Task directions => Write the records out again, keeping each line exactly as it is.
════════
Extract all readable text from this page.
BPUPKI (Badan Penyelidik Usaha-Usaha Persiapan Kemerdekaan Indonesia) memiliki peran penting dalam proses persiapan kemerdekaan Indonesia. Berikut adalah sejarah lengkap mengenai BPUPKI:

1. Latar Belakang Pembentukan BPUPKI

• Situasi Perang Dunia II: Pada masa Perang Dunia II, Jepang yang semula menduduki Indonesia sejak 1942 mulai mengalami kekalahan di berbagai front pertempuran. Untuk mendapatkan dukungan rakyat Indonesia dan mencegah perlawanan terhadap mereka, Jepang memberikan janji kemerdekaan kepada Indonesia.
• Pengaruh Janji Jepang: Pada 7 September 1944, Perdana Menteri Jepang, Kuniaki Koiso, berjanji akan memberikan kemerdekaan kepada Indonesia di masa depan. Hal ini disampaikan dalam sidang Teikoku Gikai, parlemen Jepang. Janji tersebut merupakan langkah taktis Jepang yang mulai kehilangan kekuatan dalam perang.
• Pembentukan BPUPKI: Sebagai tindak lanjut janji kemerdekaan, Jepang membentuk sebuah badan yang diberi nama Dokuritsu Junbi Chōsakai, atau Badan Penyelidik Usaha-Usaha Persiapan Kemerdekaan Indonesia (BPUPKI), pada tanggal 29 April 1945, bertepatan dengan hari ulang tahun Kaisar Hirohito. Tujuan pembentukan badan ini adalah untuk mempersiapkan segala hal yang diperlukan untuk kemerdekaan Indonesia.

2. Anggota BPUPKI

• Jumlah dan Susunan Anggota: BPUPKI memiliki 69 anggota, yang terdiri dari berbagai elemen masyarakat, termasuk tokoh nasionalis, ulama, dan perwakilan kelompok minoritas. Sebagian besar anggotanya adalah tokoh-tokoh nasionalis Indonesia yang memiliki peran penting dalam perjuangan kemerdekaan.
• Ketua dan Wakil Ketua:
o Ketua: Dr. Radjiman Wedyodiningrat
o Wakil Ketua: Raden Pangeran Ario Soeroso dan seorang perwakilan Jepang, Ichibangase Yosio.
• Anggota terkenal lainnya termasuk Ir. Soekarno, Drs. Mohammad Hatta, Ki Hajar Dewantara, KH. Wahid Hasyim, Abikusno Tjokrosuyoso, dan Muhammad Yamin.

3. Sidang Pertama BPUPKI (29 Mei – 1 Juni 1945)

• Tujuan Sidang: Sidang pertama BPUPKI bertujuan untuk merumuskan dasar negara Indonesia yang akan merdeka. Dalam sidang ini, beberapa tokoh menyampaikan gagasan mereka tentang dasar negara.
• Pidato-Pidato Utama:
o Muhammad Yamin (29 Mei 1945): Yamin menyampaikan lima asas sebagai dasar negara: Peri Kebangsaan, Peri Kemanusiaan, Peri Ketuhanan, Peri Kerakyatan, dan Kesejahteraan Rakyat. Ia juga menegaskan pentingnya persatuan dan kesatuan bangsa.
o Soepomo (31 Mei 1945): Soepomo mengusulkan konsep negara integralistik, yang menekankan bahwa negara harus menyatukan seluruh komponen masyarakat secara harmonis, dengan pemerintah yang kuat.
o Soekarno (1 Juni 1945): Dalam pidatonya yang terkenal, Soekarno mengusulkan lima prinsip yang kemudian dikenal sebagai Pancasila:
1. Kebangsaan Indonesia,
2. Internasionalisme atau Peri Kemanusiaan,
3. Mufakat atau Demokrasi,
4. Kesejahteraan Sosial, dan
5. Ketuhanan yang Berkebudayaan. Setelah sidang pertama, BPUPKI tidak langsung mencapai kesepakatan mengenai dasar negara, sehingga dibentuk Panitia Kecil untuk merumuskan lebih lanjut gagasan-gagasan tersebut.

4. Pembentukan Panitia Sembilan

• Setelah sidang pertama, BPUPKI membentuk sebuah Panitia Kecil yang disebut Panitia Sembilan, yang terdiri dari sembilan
════════
Reply =>
Extract all readable text from this page.
BPUPKI (Badan Penyelidik Usaha-Usaha Persiapan Kemerdekaan Indonesia) memiliki peran penting dalam proses persiapan kemerdekaan Indonesia. Berikut adalah sejarah lengkap mengenai BPUPKI:

1. Latar Belakang Pembentukan BPUPKI

• Situasi Perang Dunia II: Pada masa Perang Dunia II, Jepang yang semula menduduki Indonesia sejak 1942 mulai mengalami kekalahan di berbagai front pertempuran. Untuk mendapatkan dukungan rakyat Indonesia dan mencegah perlawanan terhadap mereka, Jepang memberikan janji kemerdekaan kepada Indonesia.
• Pengaruh Janji Jepang: Pada 7 September 1944, Perdana Menteri Jepang, Kuniaki Koiso, berjanji akan memberikan kemerdekaan kepada Indonesia di masa depan. Hal ini disampaikan dalam sidang Teikoku Gikai, parlemen Jepang. Janji tersebut merupakan langkah taktis Jepang yang mulai kehilangan kekuatan dalam perang.
• Pembentukan BPUPKI: Sebagai tindak lanjut janji kemerdekaan, Jepang membentuk sebuah badan yang diberi nama Dokuritsu Junbi Chōsakai, atau Badan Penyelidik Usaha-Usaha Persiapan Kemerdekaan Indonesia (BPUPKI), pada tanggal 29 April 1945, bertepatan dengan hari ulang tahun Kaisar Hirohito. Tujuan pembentukan badan ini adalah untuk mempersiapkan segala hal yang diperlukan untuk kemerdekaan Indonesia.

2. Anggota BPUPKI

• Jumlah dan Susunan Anggota: BPUPKI memiliki 69 anggota, yang terdiri dari berbagai elemen masyarakat, termasuk tokoh nasionalis, ulama, dan perwakilan kelompok minoritas. Sebagian besar anggotanya adalah tokoh-tokoh nasionalis Indonesia yang memiliki peran penting dalam perjuangan kemerdekaan.
• Ketua dan Wakil Ketua:
o Ketua: Dr. Radjiman Wedyodiningrat
o Wakil Ketua: Raden Pangeran Ario Soeroso dan seorang perwakilan Jepang, Ichibangase Yosio.
• Anggota terkenal lainnya termasuk Ir. Soekarno, Drs. Mohammad Hatta, Ki Hajar Dewantara, KH. Wahid Hasyim, Abikusno Tjokrosuyoso, dan Muhammad Yamin.

3. Sidang Pertama BPUPKI (29 Mei – 1 Juni 1945)

• Tujuan Sidang: Sidang pertama BPUPKI bertujuan untuk merumuskan dasar negara Indonesia yang akan merdeka. Dalam sidang ini, beberapa tokoh menyampaikan gagasan mereka tentang dasar negara.
• Pidato-Pidato Utama:
o Muhammad Yamin (29 Mei 1945): Yamin menyampaikan lima asas sebagai dasar negara: Peri Kebangsaan, Peri Kemanusiaan, Peri Ketuhanan, Peri Kerakyatan, dan Kesejahteraan Rakyat. Ia juga menegaskan pentingnya persatuan dan kesatuan bangsa.
o Soepomo (31 Mei 1945): Soepomo mengusulkan konsep negara integralistik, yang menekankan bahwa negara harus menyatukan seluruh komponen masyarakat secara harmonis, dengan pemerintah yang kuat.
o Soekarno (1 Juni 1945): Dalam pidatonya yang terkenal, Soekarno mengusulkan lima prinsip yang kemudian dikenal sebagai Pancasila:
1. Kebangsaan Indonesia,
2. Internasionalisme atau Peri Kemanusiaan,
3. Mufakat atau Demokrasi,
4. Kesejahteraan Sosial, dan
5. Ketuhanan yang Berkebudayaan. Setelah sidang pertama, BPUPKI tidak langsung mencapai kesepakatan mengenai dasar negara, sehingga dibentuk Panitia Kecil untuk merumuskan lebih lanjut gagasan-gagasan tersebut.

4. Pembentukan Panitia Sembilan

• Setelah sidang pertama, BPUPKI membentuk sebuah Panitia Kecil yang disebut Panitia Sembilan, yang terdiri dari sembilan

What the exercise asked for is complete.